● **Data excerpts**
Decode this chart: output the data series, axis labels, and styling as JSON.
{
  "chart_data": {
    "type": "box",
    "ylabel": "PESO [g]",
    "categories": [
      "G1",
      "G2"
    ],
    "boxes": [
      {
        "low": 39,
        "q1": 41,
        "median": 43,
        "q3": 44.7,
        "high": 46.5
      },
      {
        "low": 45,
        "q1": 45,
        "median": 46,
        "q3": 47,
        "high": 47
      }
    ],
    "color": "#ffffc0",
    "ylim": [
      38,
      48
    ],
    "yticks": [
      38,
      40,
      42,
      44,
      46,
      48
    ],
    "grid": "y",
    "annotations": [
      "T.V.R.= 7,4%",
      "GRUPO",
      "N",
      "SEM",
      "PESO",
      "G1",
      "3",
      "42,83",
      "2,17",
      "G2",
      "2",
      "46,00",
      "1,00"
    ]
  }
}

● **Exercise instructions**
Take the material above and return all of it exactly.

● **Result for this exercise**
Decode this chart: output the data series, axis labels, and styling as JSON.
{
  "chart_data": {
    "type": "box",
    "ylabel": "PESO [g]",
    "categories": [
      "G1",
      "G2"
    ],
    "boxes": [
      {
        "low": 39,
        "q1": 41,
        "median": 43,
        "q3": 44.7,
        "high": 46.5
      },
      {
        "low": 45,
        "q1": 45,
        "median": 46,
        "q3": 47,
        "high": 47
      }
    ],
    "color": "#ffffc0",
    "ylim": [
      38,
      48
    ],
    "yticks": [
      38,
      40,
      42,
      44,
      46,
      48
    ],
    "grid": "y",
    "annotations": [
      "T.V.R.= 7,4%",
      "GRUPO",
      "N",
      "SEM",
      "PESO",
      "G1",
      "3",
      "42,83",
      "2,17",
      "G2",
      "2",
      "46,00",
      "1,00"
    ]
  }
}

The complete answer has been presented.